**Problem description:** Convert the listing below into a JSON list of strings with one string per line, skipping blank lines and leaving out the pictures.

— START Provided records —

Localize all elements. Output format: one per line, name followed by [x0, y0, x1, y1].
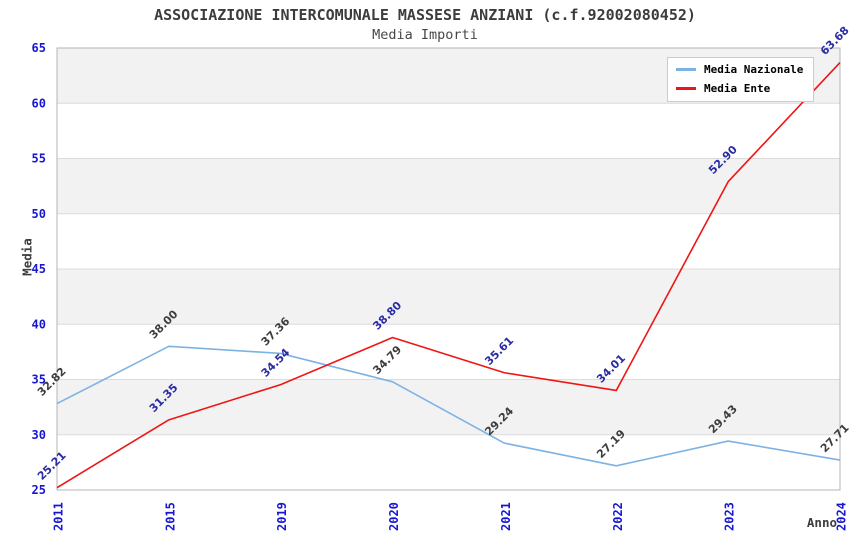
svg-text:2011: 2011: [52, 502, 66, 531]
legend-label-ente: Media Ente: [704, 82, 771, 95]
legend-label-nazionale: Media Nazionale: [704, 63, 804, 76]
y-axis-title: Media: [19, 238, 35, 276]
svg-text:35: 35: [32, 373, 46, 387]
x-axis-title: Anno: [806, 515, 837, 530]
svg-text:2020: 2020: [387, 502, 401, 531]
legend-item-media-nazionale[interactable]: Media Nazionale: [676, 63, 803, 76]
svg-text:2023: 2023: [723, 502, 737, 531]
svg-text:2015: 2015: [163, 502, 177, 531]
chart-subtitle: Media Importi: [372, 27, 478, 43]
svg-text:45: 45: [32, 262, 46, 276]
legend-line-sample-ente: [676, 87, 696, 90]
chart-title: ASSOCIAZIONE INTERCOMUNALE MASSESE ANZIA…: [154, 6, 696, 24]
svg-text:2019: 2019: [275, 502, 289, 531]
svg-text:34.79: 34.79: [371, 343, 405, 377]
svg-text:25: 25: [32, 483, 46, 497]
svg-text:34.54: 34.54: [259, 346, 293, 380]
svg-text:2022: 2022: [611, 502, 625, 531]
svg-text:55: 55: [32, 152, 46, 166]
svg-text:25.21: 25.21: [35, 449, 69, 483]
svg-text:65: 65: [32, 41, 46, 55]
legend-line-sample-nazionale: [676, 68, 696, 71]
svg-text:60: 60: [32, 96, 46, 110]
svg-text:30: 30: [32, 428, 46, 442]
legend-item-media-ente[interactable]: Media Ente: [676, 82, 803, 95]
svg-text:50: 50: [32, 207, 46, 221]
svg-text:40: 40: [32, 317, 46, 331]
svg-text:2024: 2024: [835, 502, 849, 531]
legend: Media Nazionale Media Ente: [667, 57, 815, 102]
svg-text:35.61: 35.61: [482, 334, 516, 368]
svg-text:2021: 2021: [499, 502, 513, 531]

— END Provided records —

**Solution to this problem:**
[
  "Localize all elements. Output format: one per line, name followed by [x0, y0, x1, y1].",
  "svg-text:2011: 2011: [52, 502, 66, 531]",
  "legend-label-ente: Media Ente: [704, 82, 771, 95]",
  "legend-label-nazionale: Media Nazionale: [704, 63, 804, 76]",
  "y-axis-title: Media: [19, 238, 35, 276]",
  "svg-text:35: 35: [32, 373, 46, 387]",
  "x-axis-title: Anno: [806, 515, 837, 530]",
  "svg-text:2020: 2020: [387, 502, 401, 531]",
  "legend-item-media-nazionale[interactable]: Media Nazionale: [676, 63, 803, 76]",
  "svg-text:2023: 2023: [723, 502, 737, 531]",
  "svg-text:2015: 2015: [163, 502, 177, 531]",
  "chart-subtitle: Media Importi: [372, 27, 478, 43]",
  "svg-text:45: 45: [32, 262, 46, 276]",
  "legend-line-sample-ente: [676, 87, 696, 90]",
  "chart-title: ASSOCIAZIONE INTERCOMUNALE MASSESE ANZIA…: [154, 6, 696, 24]",
  "svg-text:2019: 2019: [275, 502, 289, 531]",
  "svg-text:34.79: 34.79: [371, 343, 405, 377]",
  "svg-text:25: 25: [32, 483, 46, 497]",
  "svg-text:34.54: 34.54: [259, 346, 293, 380]",
  "svg-text:2022: 2022: [611, 502, 625, 531]",
  "svg-text:55: 55: [32, 152, 46, 166]",
  "svg-text:25.21: 25.21: [35, 449, 69, 483]",
  "svg-text:65: 65: [32, 41, 46, 55]",
  "legend-line-sample-nazionale: [676, 68, 696, 71]",
  "svg-text:60: 60: [32, 96, 46, 110]",
  "svg-text:30: 30: [32, 428, 46, 442]",
  "legend-item-media-ente[interactable]: Media Ente: [676, 82, 803, 95]",
  "svg-text:50: 50: [32, 207, 46, 221]",
  "svg-text:40: 40: [32, 317, 46, 331]",
  "svg-text:2024: 2024: [835, 502, 849, 531]",
  "legend: Media Nazionale Media Ente: [667, 57, 815, 102]",
  "svg-text:35.61: 35.61: [482, 334, 516, 368]",
  "svg-text:2021: 2021: [499, 502, 513, 531]"
]